### Problem:
Please output every line of the material as it stands, without the pictures.

Start of Rows

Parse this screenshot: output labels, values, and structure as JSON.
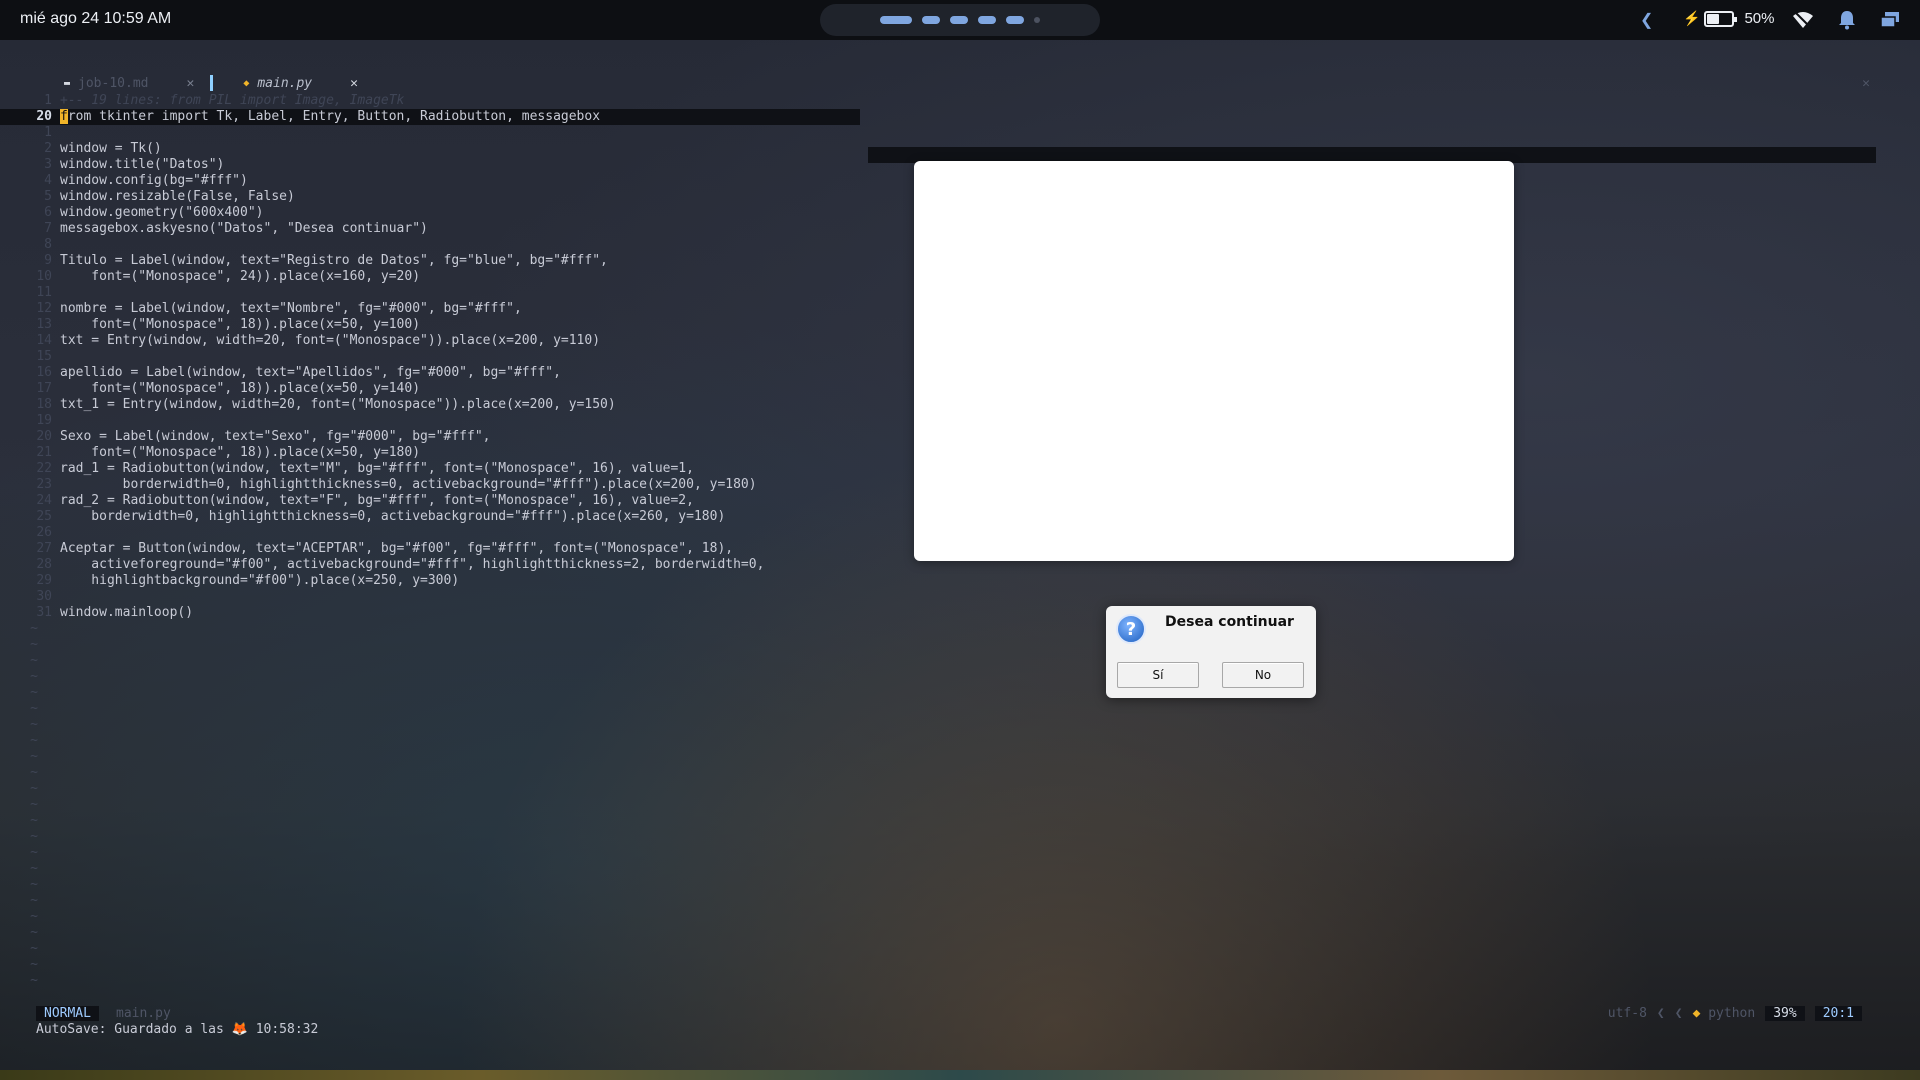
{
  "topbar": {
    "clock": "mié ago 24 10:59 AM",
    "battery_percent": "50%",
    "battery_level": 0.5,
    "workspaces": [
      "active",
      "normal",
      "normal",
      "normal",
      "normal",
      "empty"
    ]
  },
  "tabs": [
    {
      "label": "job-10.md",
      "close": "✕"
    },
    {
      "label": "main.py",
      "close": "✕"
    }
  ],
  "code_lines": [
    {
      "n": "1",
      "t": "+-- 19 lines: from PIL import Image, ImageTk",
      "folded": true
    },
    {
      "n": "20",
      "t": "from tkinter import Tk, Label, Entry, Button, Radiobutton, messagebox",
      "current": true
    },
    {
      "n": "1",
      "t": ""
    },
    {
      "n": "2",
      "t": "window = Tk()"
    },
    {
      "n": "3",
      "t": "window.title(\"Datos\")"
    },
    {
      "n": "4",
      "t": "window.config(bg=\"#fff\")"
    },
    {
      "n": "5",
      "t": "window.resizable(False, False)"
    },
    {
      "n": "6",
      "t": "window.geometry(\"600x400\")"
    },
    {
      "n": "7",
      "t": "messagebox.askyesno(\"Datos\", \"Desea continuar\")"
    },
    {
      "n": "8",
      "t": ""
    },
    {
      "n": "9",
      "t": "Titulo = Label(window, text=\"Registro de Datos\", fg=\"blue\", bg=\"#fff\","
    },
    {
      "n": "10",
      "t": "    font=(\"Monospace\", 24)).place(x=160, y=20)"
    },
    {
      "n": "11",
      "t": ""
    },
    {
      "n": "12",
      "t": "nombre = Label(window, text=\"Nombre\", fg=\"#000\", bg=\"#fff\","
    },
    {
      "n": "13",
      "t": "    font=(\"Monospace\", 18)).place(x=50, y=100)"
    },
    {
      "n": "14",
      "t": "txt = Entry(window, width=20, font=(\"Monospace\")).place(x=200, y=110)"
    },
    {
      "n": "15",
      "t": ""
    },
    {
      "n": "16",
      "t": "apellido = Label(window, text=\"Apellidos\", fg=\"#000\", bg=\"#fff\","
    },
    {
      "n": "17",
      "t": "    font=(\"Monospace\", 18)).place(x=50, y=140)"
    },
    {
      "n": "18",
      "t": "txt_1 = Entry(window, width=20, font=(\"Monospace\")).place(x=200, y=150)"
    },
    {
      "n": "19",
      "t": ""
    },
    {
      "n": "20",
      "t": "Sexo = Label(window, text=\"Sexo\", fg=\"#000\", bg=\"#fff\","
    },
    {
      "n": "21",
      "t": "    font=(\"Monospace\", 18)).place(x=50, y=180)"
    },
    {
      "n": "22",
      "t": "rad_1 = Radiobutton(window, text=\"M\", bg=\"#fff\", font=(\"Monospace\", 16), value=1,"
    },
    {
      "n": "23",
      "t": "        borderwidth=0, highlightthickness=0, activebackground=\"#fff\").place(x=200, y=180)"
    },
    {
      "n": "24",
      "t": "rad_2 = Radiobutton(window, text=\"F\", bg=\"#fff\", font=(\"Monospace\", 16), value=2,"
    },
    {
      "n": "25",
      "t": "    borderwidth=0, highlightthickness=0, activebackground=\"#fff\").place(x=260, y=180)"
    },
    {
      "n": "26",
      "t": ""
    },
    {
      "n": "27",
      "t": "Aceptar = Button(window, text=\"ACEPTAR\", bg=\"#f00\", fg=\"#fff\", font=(\"Monospace\", 18),"
    },
    {
      "n": "28",
      "t": "    activeforeground=\"#f00\", activebackground=\"#fff\", highlightthickness=2, borderwidth=0,"
    },
    {
      "n": "29",
      "t": "    highlightbackground=\"#f00\").place(x=250, y=300)"
    },
    {
      "n": "30",
      "t": ""
    },
    {
      "n": "31",
      "t": "window.mainloop()"
    }
  ],
  "tilde_rows": 23,
  "tilde": "~",
  "statusline": {
    "mode": "NORMAL",
    "file": "main.py",
    "encoding": "utf-8",
    "filetype": "python",
    "percent": "39%",
    "position": "20:1"
  },
  "cmdline": {
    "prefix": "AutoSave: Guardado a las",
    "emoji": "🦊",
    "time": "10:58:32"
  },
  "dialog": {
    "message": "Desea continuar",
    "icon": "?",
    "yes_label": "Sí",
    "no_label": "No"
  }
}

End of Rows

### Completed task:
Parse this screenshot: output labels, values, and structure as JSON.
{
  "topbar": {
    "clock": "mié ago 24 10:59 AM",
    "battery_percent": "50%",
    "battery_level": 0.5,
    "workspaces": [
      "active",
      "normal",
      "normal",
      "normal",
      "normal",
      "empty"
    ]
  },
  "tabs": [
    {
      "label": "job-10.md",
      "close": "✕"
    },
    {
      "label": "main.py",
      "close": "✕"
    }
  ],
  "code_lines": [
    {
      "n": "1",
      "t": "+-- 19 lines: from PIL import Image, ImageTk",
      "folded": true
    },
    {
      "n": "20",
      "t": "from tkinter import Tk, Label, Entry, Button, Radiobutton, messagebox",
      "current": true
    },
    {
      "n": "1",
      "t": ""
    },
    {
      "n": "2",
      "t": "window = Tk()"
    },
    {
      "n": "3",
      "t": "window.title(\"Datos\")"
    },
    {
      "n": "4",
      "t": "window.config(bg=\"#fff\")"
    },
    {
      "n": "5",
      "t": "window.resizable(False, False)"
    },
    {
      "n": "6",
      "t": "window.geometry(\"600x400\")"
    },
    {
      "n": "7",
      "t": "messagebox.askyesno(\"Datos\", \"Desea continuar\")"
    },
    {
      "n": "8",
      "t": ""
    },
    {
      "n": "9",
      "t": "Titulo = Label(window, text=\"Registro de Datos\", fg=\"blue\", bg=\"#fff\","
    },
    {
      "n": "10",
      "t": "    font=(\"Monospace\", 24)).place(x=160, y=20)"
    },
    {
      "n": "11",
      "t": ""
    },
    {
      "n": "12",
      "t": "nombre = Label(window, text=\"Nombre\", fg=\"#000\", bg=\"#fff\","
    },
    {
      "n": "13",
      "t": "    font=(\"Monospace\", 18)).place(x=50, y=100)"
    },
    {
      "n": "14",
      "t": "txt = Entry(window, width=20, font=(\"Monospace\")).place(x=200, y=110)"
    },
    {
      "n": "15",
      "t": ""
    },
    {
      "n": "16",
      "t": "apellido = Label(window, text=\"Apellidos\", fg=\"#000\", bg=\"#fff\","
    },
    {
      "n": "17",
      "t": "    font=(\"Monospace\", 18)).place(x=50, y=140)"
    },
    {
      "n": "18",
      "t": "txt_1 = Entry(window, width=20, font=(\"Monospace\")).place(x=200, y=150)"
    },
    {
      "n": "19",
      "t": ""
    },
    {
      "n": "20",
      "t": "Sexo = Label(window, text=\"Sexo\", fg=\"#000\", bg=\"#fff\","
    },
    {
      "n": "21",
      "t": "    font=(\"Monospace\", 18)).place(x=50, y=180)"
    },
    {
      "n": "22",
      "t": "rad_1 = Radiobutton(window, text=\"M\", bg=\"#fff\", font=(\"Monospace\", 16), value=1,"
    },
    {
      "n": "23",
      "t": "        borderwidth=0, highlightthickness=0, activebackground=\"#fff\").place(x=200, y=180)"
    },
    {
      "n": "24",
      "t": "rad_2 = Radiobutton(window, text=\"F\", bg=\"#fff\", font=(\"Monospace\", 16), value=2,"
    },
    {
      "n": "25",
      "t": "    borderwidth=0, highlightthickness=0, activebackground=\"#fff\").place(x=260, y=180)"
    },
    {
      "n": "26",
      "t": ""
    },
    {
      "n": "27",
      "t": "Aceptar = Button(window, text=\"ACEPTAR\", bg=\"#f00\", fg=\"#fff\", font=(\"Monospace\", 18),"
    },
    {
      "n": "28",
      "t": "    activeforeground=\"#f00\", activebackground=\"#fff\", highlightthickness=2, borderwidth=0,"
    },
    {
      "n": "29",
      "t": "    highlightbackground=\"#f00\").place(x=250, y=300)"
    },
    {
      "n": "30",
      "t": ""
    },
    {
      "n": "31",
      "t": "window.mainloop()"
    }
  ],
  "tilde_rows": 23,
  "tilde": "~",
  "statusline": {
    "mode": "NORMAL",
    "file": "main.py",
    "encoding": "utf-8",
    "filetype": "python",
    "percent": "39%",
    "position": "20:1"
  },
  "cmdline": {
    "prefix": "AutoSave: Guardado a las",
    "emoji": "🦊",
    "time": "10:58:32"
  },
  "dialog": {
    "message": "Desea continuar",
    "icon": "?",
    "yes_label": "Sí",
    "no_label": "No"
  }
}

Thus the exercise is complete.